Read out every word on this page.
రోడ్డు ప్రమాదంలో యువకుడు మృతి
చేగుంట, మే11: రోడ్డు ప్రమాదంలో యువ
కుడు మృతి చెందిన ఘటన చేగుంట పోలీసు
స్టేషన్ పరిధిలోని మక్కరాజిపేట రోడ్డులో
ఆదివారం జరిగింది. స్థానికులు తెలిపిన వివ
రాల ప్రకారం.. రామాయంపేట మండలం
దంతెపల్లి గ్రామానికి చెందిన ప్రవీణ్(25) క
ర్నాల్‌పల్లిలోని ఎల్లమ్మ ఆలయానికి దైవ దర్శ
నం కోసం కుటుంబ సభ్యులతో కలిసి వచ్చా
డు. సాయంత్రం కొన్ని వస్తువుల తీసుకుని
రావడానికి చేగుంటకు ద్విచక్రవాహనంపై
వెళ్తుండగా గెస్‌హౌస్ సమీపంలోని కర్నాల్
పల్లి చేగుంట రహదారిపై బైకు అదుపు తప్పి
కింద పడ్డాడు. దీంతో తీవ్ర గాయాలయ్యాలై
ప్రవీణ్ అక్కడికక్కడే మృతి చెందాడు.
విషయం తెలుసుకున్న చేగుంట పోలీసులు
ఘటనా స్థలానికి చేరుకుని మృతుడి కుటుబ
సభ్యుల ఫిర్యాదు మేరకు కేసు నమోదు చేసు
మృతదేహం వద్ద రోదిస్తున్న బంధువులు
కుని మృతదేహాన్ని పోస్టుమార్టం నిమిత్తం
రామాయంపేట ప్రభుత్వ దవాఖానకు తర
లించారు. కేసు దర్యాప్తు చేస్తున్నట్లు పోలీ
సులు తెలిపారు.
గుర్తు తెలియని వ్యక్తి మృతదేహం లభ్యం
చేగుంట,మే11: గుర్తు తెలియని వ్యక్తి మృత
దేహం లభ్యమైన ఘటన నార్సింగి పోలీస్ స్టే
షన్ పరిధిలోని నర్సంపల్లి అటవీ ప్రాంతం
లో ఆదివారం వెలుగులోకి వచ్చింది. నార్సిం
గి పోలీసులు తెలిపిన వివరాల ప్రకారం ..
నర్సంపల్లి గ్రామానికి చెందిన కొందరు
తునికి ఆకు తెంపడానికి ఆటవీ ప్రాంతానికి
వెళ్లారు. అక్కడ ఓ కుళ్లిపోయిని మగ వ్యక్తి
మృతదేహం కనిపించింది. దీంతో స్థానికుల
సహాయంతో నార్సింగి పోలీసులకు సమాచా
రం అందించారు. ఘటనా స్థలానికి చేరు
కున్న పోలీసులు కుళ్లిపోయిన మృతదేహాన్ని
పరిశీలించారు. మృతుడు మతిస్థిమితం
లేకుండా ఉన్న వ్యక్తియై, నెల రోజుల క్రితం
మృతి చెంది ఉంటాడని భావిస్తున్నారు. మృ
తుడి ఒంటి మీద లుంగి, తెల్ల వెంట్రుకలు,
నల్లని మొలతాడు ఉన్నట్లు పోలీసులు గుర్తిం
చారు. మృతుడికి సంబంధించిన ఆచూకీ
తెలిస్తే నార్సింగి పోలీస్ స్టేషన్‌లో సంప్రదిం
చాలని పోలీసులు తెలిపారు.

§ Exercise goal
Every line above should be retyped exactly as given.

§ Answer to this exercise
Read out every word on this page.
రోడ్డు ప్రమాదంలో యువకుడు మృతి
చేగుంట, మే11: రోడ్డు ప్రమాదంలో యువ
కుడు మృతి చెందిన ఘటన చేగుంట పోలీసు
స్టేషన్ పరిధిలోని మక్కరాజిపేట రోడ్డులో
ఆదివారం జరిగింది. స్థానికులు తెలిపిన వివ
రాల ప్రకారం.. రామాయంపేట మండలం
దంతెపల్లి గ్రామానికి చెందిన ప్రవీణ్(25) క
ర్నాల్‌పల్లిలోని ఎల్లమ్మ ఆలయానికి దైవ దర్శ
నం కోసం కుటుంబ సభ్యులతో కలిసి వచ్చా
డు. సాయంత్రం కొన్ని వస్తువుల తీసుకుని
రావడానికి చేగుంటకు ద్విచక్రవాహనంపై
వెళ్తుండగా గెస్‌హౌస్ సమీపంలోని కర్నాల్
పల్లి చేగుంట రహదారిపై బైకు అదుపు తప్పి
కింద పడ్డాడు. దీంతో తీవ్ర గాయాలయ్యాలై
ప్రవీణ్ అక్కడికక్కడే మృతి చెందాడు.
విషయం తెలుసుకున్న చేగుంట పోలీసులు
ఘటనా స్థలానికి చేరుకుని మృతుడి కుటుబ
సభ్యుల ఫిర్యాదు మేరకు కేసు నమోదు చేసు
మృతదేహం వద్ద రోదిస్తున్న బంధువులు
కుని మృతదేహాన్ని పోస్టుమార్టం నిమిత్తం
రామాయంపేట ప్రభుత్వ దవాఖానకు తర
లించారు. కేసు దర్యాప్తు చేస్తున్నట్లు పోలీ
సులు తెలిపారు.
గుర్తు తెలియని వ్యక్తి మృతదేహం లభ్యం
చేగుంట,మే11: గుర్తు తెలియని వ్యక్తి మృత
దేహం లభ్యమైన ఘటన నార్సింగి పోలీస్ స్టే
షన్ పరిధిలోని నర్సంపల్లి అటవీ ప్రాంతం
లో ఆదివారం వెలుగులోకి వచ్చింది. నార్సిం
గి పోలీసులు తెలిపిన వివరాల ప్రకారం ..
నర్సంపల్లి గ్రామానికి చెందిన కొందరు
తునికి ఆకు తెంపడానికి ఆటవీ ప్రాంతానికి
వెళ్లారు. అక్కడ ఓ కుళ్లిపోయిని మగ వ్యక్తి
మృతదేహం కనిపించింది. దీంతో స్థానికుల
సహాయంతో నార్సింగి పోలీసులకు సమాచా
రం అందించారు. ఘటనా స్థలానికి చేరు
కున్న పోలీసులు కుళ్లిపోయిన మృతదేహాన్ని
పరిశీలించారు. మృతుడు మతిస్థిమితం
లేకుండా ఉన్న వ్యక్తియై, నెల రోజుల క్రితం
మృతి చెంది ఉంటాడని భావిస్తున్నారు. మృ
తుడి ఒంటి మీద లుంగి, తెల్ల వెంట్రుకలు,
నల్లని మొలతాడు ఉన్నట్లు పోలీసులు గుర్తిం
చారు. మృతుడికి సంబంధించిన ఆచూకీ
తెలిస్తే నార్సింగి పోలీస్ స్టేషన్‌లో సంప్రదిం
చాలని పోలీసులు తెలిపారు.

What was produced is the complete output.